— Start Records —
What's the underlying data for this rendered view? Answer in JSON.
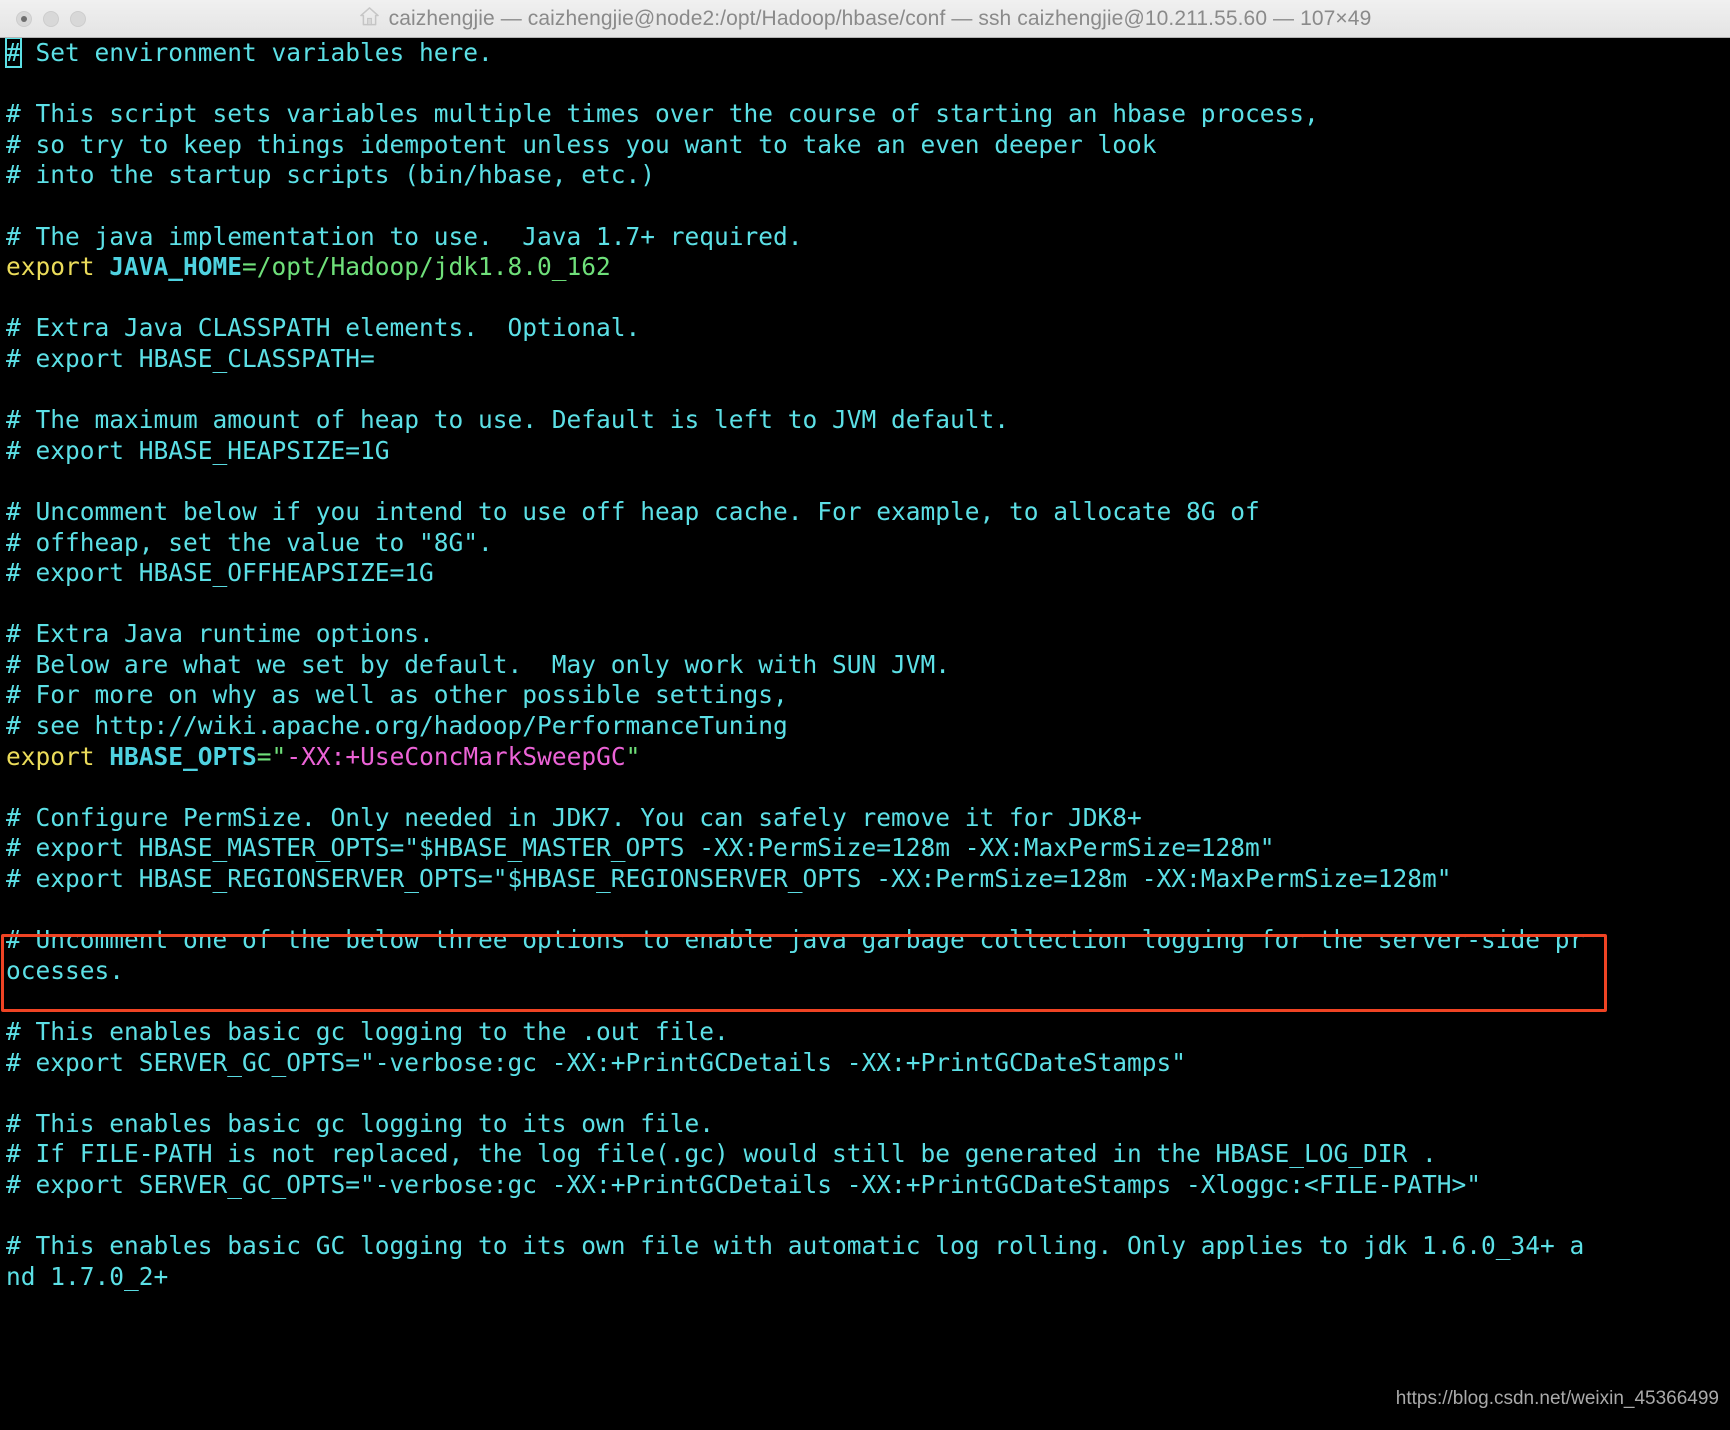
{
  "window": {
    "title": "caizhengjie — caizhengjie@node2:/opt/Hadoop/hbase/conf — ssh caizhengjie@10.211.55.60 — 107×49",
    "home_icon": "home-icon",
    "traffic_lights": [
      "close",
      "minimize",
      "zoom"
    ],
    "active": false
  },
  "theme": {
    "background": "#000000",
    "comment_color": "#5ce0e6",
    "keyword_color": "#ebdc5a",
    "variable_color": "#4fd2e0",
    "string_color": "#6fe07a",
    "value_color": "#ec63d7",
    "annotation_color": "#ef4323",
    "titlebar_bg": "#ebebeb",
    "titlebar_text": "#8a8a8a"
  },
  "annotation": {
    "type": "red-rectangle",
    "color": "#ef4323",
    "covers_lines": [
      28,
      29
    ]
  },
  "watermark": {
    "text": "https://blog.csdn.net/weixin_45366499"
  },
  "terminal": {
    "columns": 107,
    "rows": 49,
    "cursor": {
      "line": 0,
      "column": 0,
      "char": "#"
    },
    "lines": [
      {
        "segments": [
          {
            "t": "#",
            "c": "comment",
            "cursor": true
          },
          {
            "t": " Set environment variables here.",
            "c": "comment"
          }
        ]
      },
      {
        "segments": [
          {
            "t": "",
            "c": "comment"
          }
        ]
      },
      {
        "segments": [
          {
            "t": "# This script sets variables multiple times over the course of starting an hbase process,",
            "c": "comment"
          }
        ]
      },
      {
        "segments": [
          {
            "t": "# so try to keep things idempotent unless you want to take an even deeper look",
            "c": "comment"
          }
        ]
      },
      {
        "segments": [
          {
            "t": "# into the startup scripts (bin/hbase, etc.)",
            "c": "comment"
          }
        ]
      },
      {
        "segments": [
          {
            "t": "",
            "c": "comment"
          }
        ]
      },
      {
        "segments": [
          {
            "t": "# The java implementation to use.  Java 1.7+ required.",
            "c": "comment"
          }
        ]
      },
      {
        "segments": [
          {
            "t": "export",
            "c": "keyword"
          },
          {
            "t": " ",
            "c": "comment"
          },
          {
            "t": "JAVA_HOME",
            "c": "var"
          },
          {
            "t": "=/opt/Hadoop/jdk1.8.0_162",
            "c": "green"
          }
        ]
      },
      {
        "segments": [
          {
            "t": "",
            "c": "comment"
          }
        ]
      },
      {
        "segments": [
          {
            "t": "# Extra Java CLASSPATH elements.  Optional.",
            "c": "comment"
          }
        ]
      },
      {
        "segments": [
          {
            "t": "# export HBASE_CLASSPATH=",
            "c": "comment"
          }
        ]
      },
      {
        "segments": [
          {
            "t": "",
            "c": "comment"
          }
        ]
      },
      {
        "segments": [
          {
            "t": "# The maximum amount of heap to use. Default is left to JVM default.",
            "c": "comment"
          }
        ]
      },
      {
        "segments": [
          {
            "t": "# export HBASE_HEAPSIZE=1G",
            "c": "comment"
          }
        ]
      },
      {
        "segments": [
          {
            "t": "",
            "c": "comment"
          }
        ]
      },
      {
        "segments": [
          {
            "t": "# Uncomment below if you intend to use off heap cache. For example, to allocate 8G of",
            "c": "comment"
          }
        ]
      },
      {
        "segments": [
          {
            "t": "# offheap, set the value to \"8G\".",
            "c": "comment"
          }
        ]
      },
      {
        "segments": [
          {
            "t": "# export HBASE_OFFHEAPSIZE=1G",
            "c": "comment"
          }
        ]
      },
      {
        "segments": [
          {
            "t": "",
            "c": "comment"
          }
        ]
      },
      {
        "segments": [
          {
            "t": "# Extra Java runtime options.",
            "c": "comment"
          }
        ]
      },
      {
        "segments": [
          {
            "t": "# Below are what we set by default.  May only work with SUN JVM.",
            "c": "comment"
          }
        ]
      },
      {
        "segments": [
          {
            "t": "# For more on why as well as other possible settings,",
            "c": "comment"
          }
        ]
      },
      {
        "segments": [
          {
            "t": "# see http://wiki.apache.org/hadoop/PerformanceTuning",
            "c": "comment"
          }
        ]
      },
      {
        "segments": [
          {
            "t": "export",
            "c": "keyword"
          },
          {
            "t": " ",
            "c": "comment"
          },
          {
            "t": "HBASE_OPTS",
            "c": "var"
          },
          {
            "t": "=\"",
            "c": "green"
          },
          {
            "t": "-XX:+UseConcMarkSweepGC",
            "c": "magenta"
          },
          {
            "t": "\"",
            "c": "green"
          }
        ]
      },
      {
        "segments": [
          {
            "t": "",
            "c": "comment"
          }
        ]
      },
      {
        "segments": [
          {
            "t": "# Configure PermSize. Only needed in JDK7. You can safely remove it for JDK8+",
            "c": "comment"
          }
        ]
      },
      {
        "segments": [
          {
            "t": "# export HBASE_MASTER_OPTS=\"$HBASE_MASTER_OPTS -XX:PermSize=128m -XX:MaxPermSize=128m\"",
            "c": "comment"
          }
        ]
      },
      {
        "segments": [
          {
            "t": "# export HBASE_REGIONSERVER_OPTS=\"$HBASE_REGIONSERVER_OPTS -XX:PermSize=128m -XX:MaxPermSize=128m\"",
            "c": "comment"
          }
        ]
      },
      {
        "segments": [
          {
            "t": "",
            "c": "comment"
          }
        ]
      },
      {
        "segments": [
          {
            "t": "# Uncomment one of the below three options to enable java garbage collection logging for the server-side pr",
            "c": "comment"
          }
        ]
      },
      {
        "segments": [
          {
            "t": "ocesses.",
            "c": "comment"
          }
        ]
      },
      {
        "segments": [
          {
            "t": "",
            "c": "comment"
          }
        ]
      },
      {
        "segments": [
          {
            "t": "# This enables basic gc logging to the .out file.",
            "c": "comment"
          }
        ]
      },
      {
        "segments": [
          {
            "t": "# export SERVER_GC_OPTS=\"-verbose:gc -XX:+PrintGCDetails -XX:+PrintGCDateStamps\"",
            "c": "comment"
          }
        ]
      },
      {
        "segments": [
          {
            "t": "",
            "c": "comment"
          }
        ]
      },
      {
        "segments": [
          {
            "t": "# This enables basic gc logging to its own file.",
            "c": "comment"
          }
        ]
      },
      {
        "segments": [
          {
            "t": "# If FILE-PATH is not replaced, the log file(.gc) would still be generated in the HBASE_LOG_DIR .",
            "c": "comment"
          }
        ]
      },
      {
        "segments": [
          {
            "t": "# export SERVER_GC_OPTS=\"-verbose:gc -XX:+PrintGCDetails -XX:+PrintGCDateStamps -Xloggc:<FILE-PATH>\"",
            "c": "comment"
          }
        ]
      },
      {
        "segments": [
          {
            "t": "",
            "c": "comment"
          }
        ]
      },
      {
        "segments": [
          {
            "t": "# This enables basic GC logging to its own file with automatic log rolling. Only applies to jdk 1.6.0_34+ a",
            "c": "comment"
          }
        ]
      },
      {
        "segments": [
          {
            "t": "nd 1.7.0_2+",
            "c": "comment"
          }
        ]
      }
    ]
  }
}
— End Records —
Short problem: Leave the pictures out, and transcribe each of the records exactly.

Final answer:
What's the underlying data for this rendered view? Answer in JSON.
{
  "window": {
    "title": "caizhengjie — caizhengjie@node2:/opt/Hadoop/hbase/conf — ssh caizhengjie@10.211.55.60 — 107×49",
    "home_icon": "home-icon",
    "traffic_lights": [
      "close",
      "minimize",
      "zoom"
    ],
    "active": false
  },
  "theme": {
    "background": "#000000",
    "comment_color": "#5ce0e6",
    "keyword_color": "#ebdc5a",
    "variable_color": "#4fd2e0",
    "string_color": "#6fe07a",
    "value_color": "#ec63d7",
    "annotation_color": "#ef4323",
    "titlebar_bg": "#ebebeb",
    "titlebar_text": "#8a8a8a"
  },
  "annotation": {
    "type": "red-rectangle",
    "color": "#ef4323",
    "covers_lines": [
      28,
      29
    ]
  },
  "watermark": {
    "text": "https://blog.csdn.net/weixin_45366499"
  },
  "terminal": {
    "columns": 107,
    "rows": 49,
    "cursor": {
      "line": 0,
      "column": 0,
      "char": "#"
    },
    "lines": [
      {
        "segments": [
          {
            "t": "#",
            "c": "comment",
            "cursor": true
          },
          {
            "t": " Set environment variables here.",
            "c": "comment"
          }
        ]
      },
      {
        "segments": [
          {
            "t": "",
            "c": "comment"
          }
        ]
      },
      {
        "segments": [
          {
            "t": "# This script sets variables multiple times over the course of starting an hbase process,",
            "c": "comment"
          }
        ]
      },
      {
        "segments": [
          {
            "t": "# so try to keep things idempotent unless you want to take an even deeper look",
            "c": "comment"
          }
        ]
      },
      {
        "segments": [
          {
            "t": "# into the startup scripts (bin/hbase, etc.)",
            "c": "comment"
          }
        ]
      },
      {
        "segments": [
          {
            "t": "",
            "c": "comment"
          }
        ]
      },
      {
        "segments": [
          {
            "t": "# The java implementation to use.  Java 1.7+ required.",
            "c": "comment"
          }
        ]
      },
      {
        "segments": [
          {
            "t": "export",
            "c": "keyword"
          },
          {
            "t": " ",
            "c": "comment"
          },
          {
            "t": "JAVA_HOME",
            "c": "var"
          },
          {
            "t": "=/opt/Hadoop/jdk1.8.0_162",
            "c": "green"
          }
        ]
      },
      {
        "segments": [
          {
            "t": "",
            "c": "comment"
          }
        ]
      },
      {
        "segments": [
          {
            "t": "# Extra Java CLASSPATH elements.  Optional.",
            "c": "comment"
          }
        ]
      },
      {
        "segments": [
          {
            "t": "# export HBASE_CLASSPATH=",
            "c": "comment"
          }
        ]
      },
      {
        "segments": [
          {
            "t": "",
            "c": "comment"
          }
        ]
      },
      {
        "segments": [
          {
            "t": "# The maximum amount of heap to use. Default is left to JVM default.",
            "c": "comment"
          }
        ]
      },
      {
        "segments": [
          {
            "t": "# export HBASE_HEAPSIZE=1G",
            "c": "comment"
          }
        ]
      },
      {
        "segments": [
          {
            "t": "",
            "c": "comment"
          }
        ]
      },
      {
        "segments": [
          {
            "t": "# Uncomment below if you intend to use off heap cache. For example, to allocate 8G of",
            "c": "comment"
          }
        ]
      },
      {
        "segments": [
          {
            "t": "# offheap, set the value to \"8G\".",
            "c": "comment"
          }
        ]
      },
      {
        "segments": [
          {
            "t": "# export HBASE_OFFHEAPSIZE=1G",
            "c": "comment"
          }
        ]
      },
      {
        "segments": [
          {
            "t": "",
            "c": "comment"
          }
        ]
      },
      {
        "segments": [
          {
            "t": "# Extra Java runtime options.",
            "c": "comment"
          }
        ]
      },
      {
        "segments": [
          {
            "t": "# Below are what we set by default.  May only work with SUN JVM.",
            "c": "comment"
          }
        ]
      },
      {
        "segments": [
          {
            "t": "# For more on why as well as other possible settings,",
            "c": "comment"
          }
        ]
      },
      {
        "segments": [
          {
            "t": "# see http://wiki.apache.org/hadoop/PerformanceTuning",
            "c": "comment"
          }
        ]
      },
      {
        "segments": [
          {
            "t": "export",
            "c": "keyword"
          },
          {
            "t": " ",
            "c": "comment"
          },
          {
            "t": "HBASE_OPTS",
            "c": "var"
          },
          {
            "t": "=\"",
            "c": "green"
          },
          {
            "t": "-XX:+UseConcMarkSweepGC",
            "c": "magenta"
          },
          {
            "t": "\"",
            "c": "green"
          }
        ]
      },
      {
        "segments": [
          {
            "t": "",
            "c": "comment"
          }
        ]
      },
      {
        "segments": [
          {
            "t": "# Configure PermSize. Only needed in JDK7. You can safely remove it for JDK8+",
            "c": "comment"
          }
        ]
      },
      {
        "segments": [
          {
            "t": "# export HBASE_MASTER_OPTS=\"$HBASE_MASTER_OPTS -XX:PermSize=128m -XX:MaxPermSize=128m\"",
            "c": "comment"
          }
        ]
      },
      {
        "segments": [
          {
            "t": "# export HBASE_REGIONSERVER_OPTS=\"$HBASE_REGIONSERVER_OPTS -XX:PermSize=128m -XX:MaxPermSize=128m\"",
            "c": "comment"
          }
        ]
      },
      {
        "segments": [
          {
            "t": "",
            "c": "comment"
          }
        ]
      },
      {
        "segments": [
          {
            "t": "# Uncomment one of the below three options to enable java garbage collection logging for the server-side pr",
            "c": "comment"
          }
        ]
      },
      {
        "segments": [
          {
            "t": "ocesses.",
            "c": "comment"
          }
        ]
      },
      {
        "segments": [
          {
            "t": "",
            "c": "comment"
          }
        ]
      },
      {
        "segments": [
          {
            "t": "# This enables basic gc logging to the .out file.",
            "c": "comment"
          }
        ]
      },
      {
        "segments": [
          {
            "t": "# export SERVER_GC_OPTS=\"-verbose:gc -XX:+PrintGCDetails -XX:+PrintGCDateStamps\"",
            "c": "comment"
          }
        ]
      },
      {
        "segments": [
          {
            "t": "",
            "c": "comment"
          }
        ]
      },
      {
        "segments": [
          {
            "t": "# This enables basic gc logging to its own file.",
            "c": "comment"
          }
        ]
      },
      {
        "segments": [
          {
            "t": "# If FILE-PATH is not replaced, the log file(.gc) would still be generated in the HBASE_LOG_DIR .",
            "c": "comment"
          }
        ]
      },
      {
        "segments": [
          {
            "t": "# export SERVER_GC_OPTS=\"-verbose:gc -XX:+PrintGCDetails -XX:+PrintGCDateStamps -Xloggc:<FILE-PATH>\"",
            "c": "comment"
          }
        ]
      },
      {
        "segments": [
          {
            "t": "",
            "c": "comment"
          }
        ]
      },
      {
        "segments": [
          {
            "t": "# This enables basic GC logging to its own file with automatic log rolling. Only applies to jdk 1.6.0_34+ a",
            "c": "comment"
          }
        ]
      },
      {
        "segments": [
          {
            "t": "nd 1.7.0_2+",
            "c": "comment"
          }
        ]
      }
    ]
  }
}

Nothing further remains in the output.